▶ Directions: Send back the records in full, character for character.

▶ Material for the task:

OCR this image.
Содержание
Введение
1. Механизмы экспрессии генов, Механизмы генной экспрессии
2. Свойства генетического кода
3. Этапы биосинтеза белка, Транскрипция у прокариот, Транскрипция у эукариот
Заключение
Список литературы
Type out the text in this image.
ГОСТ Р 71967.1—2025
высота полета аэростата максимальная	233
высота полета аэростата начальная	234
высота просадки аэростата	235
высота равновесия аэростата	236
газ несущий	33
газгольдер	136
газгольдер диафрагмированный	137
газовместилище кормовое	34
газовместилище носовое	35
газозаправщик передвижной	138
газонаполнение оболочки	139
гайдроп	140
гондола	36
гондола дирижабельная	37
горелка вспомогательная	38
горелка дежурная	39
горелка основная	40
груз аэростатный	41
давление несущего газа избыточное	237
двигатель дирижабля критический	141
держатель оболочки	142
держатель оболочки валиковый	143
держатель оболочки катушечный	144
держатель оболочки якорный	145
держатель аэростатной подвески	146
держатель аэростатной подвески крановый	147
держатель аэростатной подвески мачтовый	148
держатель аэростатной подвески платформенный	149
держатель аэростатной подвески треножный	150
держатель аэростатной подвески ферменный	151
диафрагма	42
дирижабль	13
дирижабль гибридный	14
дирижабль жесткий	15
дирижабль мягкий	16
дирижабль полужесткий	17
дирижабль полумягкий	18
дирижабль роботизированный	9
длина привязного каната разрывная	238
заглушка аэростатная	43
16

▶ Response to this exercise:
OCR this image.
Содержание
Введение
1. Механизмы экспрессии генов, Механизмы генной экспрессии
2. Свойства генетического кода
3. Этапы биосинтеза белка, Транскрипция у прокариот, Транскрипция у эукариот
Заключение
Список литературы
Type out the text in this image.
ГОСТ Р 71967.1—2025
высота полета аэростата максимальная	233
высота полета аэростата начальная	234
высота просадки аэростата	235
высота равновесия аэростата	236
газ несущий	33
газгольдер	136
газгольдер диафрагмированный	137
газовместилище кормовое	34
газовместилище носовое	35
газозаправщик передвижной	138
газонаполнение оболочки	139
гайдроп	140
гондола	36
гондола дирижабельная	37
горелка вспомогательная	38
горелка дежурная	39
горелка основная	40
груз аэростатный	41
давление несущего газа избыточное	237
двигатель дирижабля критический	141
держатель оболочки	142
держатель оболочки валиковый	143
держатель оболочки катушечный	144
держатель оболочки якорный	145
держатель аэростатной подвески	146
держатель аэростатной подвески крановый	147
держатель аэростатной подвески мачтовый	148
держатель аэростатной подвески платформенный	149
держатель аэростатной подвески треножный	150
держатель аэростатной подвески ферменный	151
диафрагма	42
дирижабль	13
дирижабль гибридный	14
дирижабль жесткий	15
дирижабль мягкий	16
дирижабль полужесткий	17
дирижабль полумягкий	18
дирижабль роботизированный	9
длина привязного каната разрывная	238
заглушка аэростатная	43
16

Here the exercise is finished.